**** Dataset extract
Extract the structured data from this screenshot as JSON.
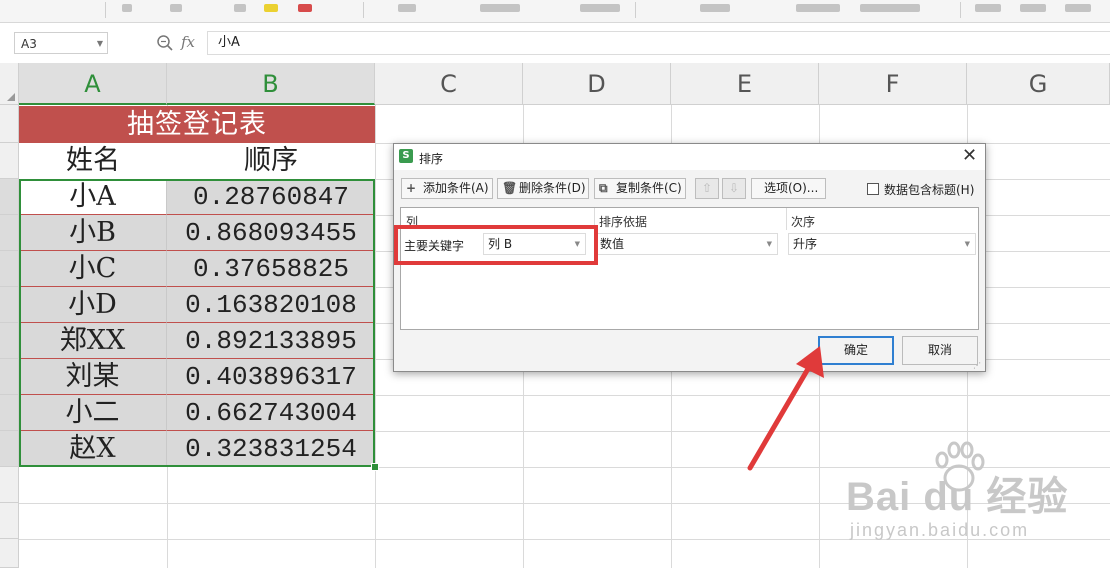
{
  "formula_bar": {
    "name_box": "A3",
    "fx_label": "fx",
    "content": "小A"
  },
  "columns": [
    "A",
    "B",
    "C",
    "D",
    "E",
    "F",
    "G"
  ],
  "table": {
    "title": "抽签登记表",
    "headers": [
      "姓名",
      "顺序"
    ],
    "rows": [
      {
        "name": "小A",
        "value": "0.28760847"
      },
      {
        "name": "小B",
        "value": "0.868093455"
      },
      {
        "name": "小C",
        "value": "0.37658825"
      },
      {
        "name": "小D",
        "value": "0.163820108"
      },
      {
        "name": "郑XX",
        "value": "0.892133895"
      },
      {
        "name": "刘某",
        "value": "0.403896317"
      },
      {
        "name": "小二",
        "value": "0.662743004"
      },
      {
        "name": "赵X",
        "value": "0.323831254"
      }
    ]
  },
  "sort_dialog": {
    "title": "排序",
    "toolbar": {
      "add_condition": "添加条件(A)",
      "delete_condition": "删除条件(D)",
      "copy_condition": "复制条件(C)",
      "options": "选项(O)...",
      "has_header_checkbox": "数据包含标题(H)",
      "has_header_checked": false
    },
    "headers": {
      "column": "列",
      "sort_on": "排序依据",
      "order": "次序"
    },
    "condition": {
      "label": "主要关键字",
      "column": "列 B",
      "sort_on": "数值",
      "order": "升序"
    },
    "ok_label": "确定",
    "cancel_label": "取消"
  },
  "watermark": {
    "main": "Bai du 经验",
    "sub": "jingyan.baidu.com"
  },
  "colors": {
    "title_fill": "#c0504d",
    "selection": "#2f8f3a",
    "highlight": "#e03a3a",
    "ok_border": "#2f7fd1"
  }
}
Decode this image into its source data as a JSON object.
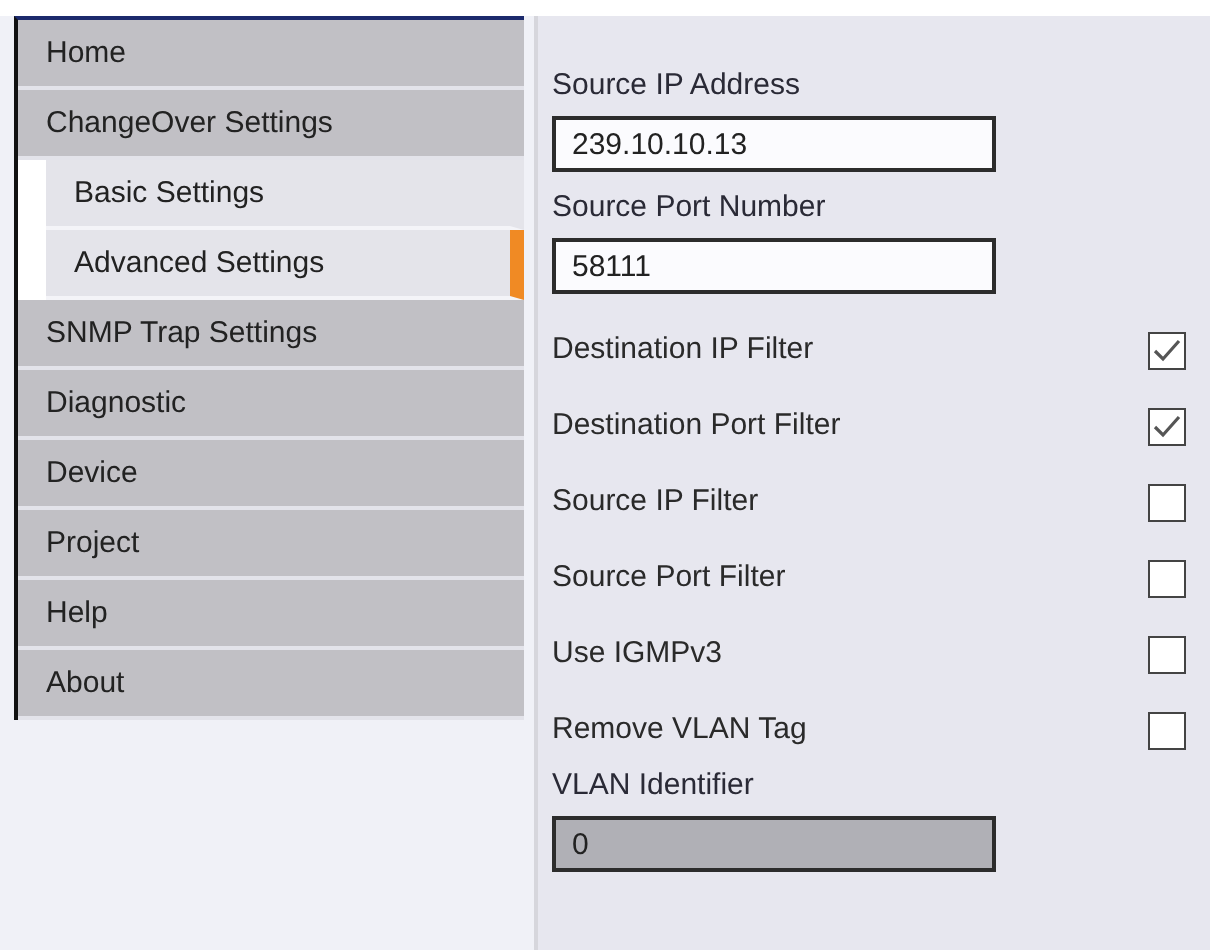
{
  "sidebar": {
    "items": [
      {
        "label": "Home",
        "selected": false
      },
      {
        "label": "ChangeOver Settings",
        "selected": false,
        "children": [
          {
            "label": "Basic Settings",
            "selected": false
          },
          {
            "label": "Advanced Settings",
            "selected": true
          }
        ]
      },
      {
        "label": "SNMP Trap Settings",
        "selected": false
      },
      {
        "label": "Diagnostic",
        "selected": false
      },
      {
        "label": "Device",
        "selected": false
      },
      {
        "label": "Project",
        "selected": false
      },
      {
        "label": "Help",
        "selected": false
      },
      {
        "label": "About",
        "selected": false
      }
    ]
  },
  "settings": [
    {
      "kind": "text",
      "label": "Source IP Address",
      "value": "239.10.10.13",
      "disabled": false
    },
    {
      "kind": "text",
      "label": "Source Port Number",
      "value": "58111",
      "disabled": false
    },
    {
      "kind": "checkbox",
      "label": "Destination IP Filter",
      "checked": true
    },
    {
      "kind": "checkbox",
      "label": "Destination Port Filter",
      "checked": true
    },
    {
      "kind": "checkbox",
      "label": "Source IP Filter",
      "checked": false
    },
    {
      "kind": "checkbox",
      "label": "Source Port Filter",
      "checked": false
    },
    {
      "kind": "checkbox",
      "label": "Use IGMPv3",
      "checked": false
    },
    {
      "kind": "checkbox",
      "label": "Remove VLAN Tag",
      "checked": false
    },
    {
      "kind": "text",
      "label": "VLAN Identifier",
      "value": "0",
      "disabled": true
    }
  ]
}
********
=== Job ===
Reproduce each line exactly, please, except for any pictures.

=== Task result ===
Extract the structured data from this screenshot as JSON.
{
  "formula_bar": {
    "name_box": "A3",
    "fx_label": "fx",
    "content": "小A"
  },
  "columns": [
    "A",
    "B",
    "C",
    "D",
    "E",
    "F",
    "G"
  ],
  "table": {
    "title": "抽签登记表",
    "headers": [
      "姓名",
      "顺序"
    ],
    "rows": [
      {
        "name": "小A",
        "value": "0.28760847"
      },
      {
        "name": "小B",
        "value": "0.868093455"
      },
      {
        "name": "小C",
        "value": "0.37658825"
      },
      {
        "name": "小D",
        "value": "0.163820108"
      },
      {
        "name": "郑XX",
        "value": "0.892133895"
      },
      {
        "name": "刘某",
        "value": "0.403896317"
      },
      {
        "name": "小二",
        "value": "0.662743004"
      },
      {
        "name": "赵X",
        "value": "0.323831254"
      }
    ]
  },
  "sort_dialog": {
    "title": "排序",
    "toolbar": {
      "add_condition": "添加条件(A)",
      "delete_condition": "删除条件(D)",
      "copy_condition": "复制条件(C)",
      "options": "选项(O)...",
      "has_header_checkbox": "数据包含标题(H)",
      "has_header_checked": false
    },
    "headers": {
      "column": "列",
      "sort_on": "排序依据",
      "order": "次序"
    },
    "condition": {
      "label": "主要关键字",
      "column": "列 B",
      "sort_on": "数值",
      "order": "升序"
    },
    "ok_label": "确定",
    "cancel_label": "取消"
  },
  "watermark": {
    "main": "Bai du 经验",
    "sub": "jingyan.baidu.com"
  },
  "colors": {
    "title_fill": "#c0504d",
    "selection": "#2f8f3a",
    "highlight": "#e03a3a",
    "ok_border": "#2f7fd1"
  }
}
Decode this image into its source data as a JSON object.
{
  "sidebar": {
    "items": [
      {
        "label": "Home",
        "selected": false
      },
      {
        "label": "ChangeOver Settings",
        "selected": false,
        "children": [
          {
            "label": "Basic Settings",
            "selected": false
          },
          {
            "label": "Advanced Settings",
            "selected": true
          }
        ]
      },
      {
        "label": "SNMP Trap Settings",
        "selected": false
      },
      {
        "label": "Diagnostic",
        "selected": false
      },
      {
        "label": "Device",
        "selected": false
      },
      {
        "label": "Project",
        "selected": false
      },
      {
        "label": "Help",
        "selected": false
      },
      {
        "label": "About",
        "selected": false
      }
    ]
  },
  "settings": [
    {
      "kind": "text",
      "label": "Source IP Address",
      "value": "239.10.10.13",
      "disabled": false
    },
    {
      "kind": "text",
      "label": "Source Port Number",
      "value": "58111",
      "disabled": false
    },
    {
      "kind": "checkbox",
      "label": "Destination IP Filter",
      "checked": true
    },
    {
      "kind": "checkbox",
      "label": "Destination Port Filter",
      "checked": true
    },
    {
      "kind": "checkbox",
      "label": "Source IP Filter",
      "checked": false
    },
    {
      "kind": "checkbox",
      "label": "Source Port Filter",
      "checked": false
    },
    {
      "kind": "checkbox",
      "label": "Use IGMPv3",
      "checked": false
    },
    {
      "kind": "checkbox",
      "label": "Remove VLAN Tag",
      "checked": false
    },
    {
      "kind": "text",
      "label": "VLAN Identifier",
      "value": "0",
      "disabled": true
    }
  ]
}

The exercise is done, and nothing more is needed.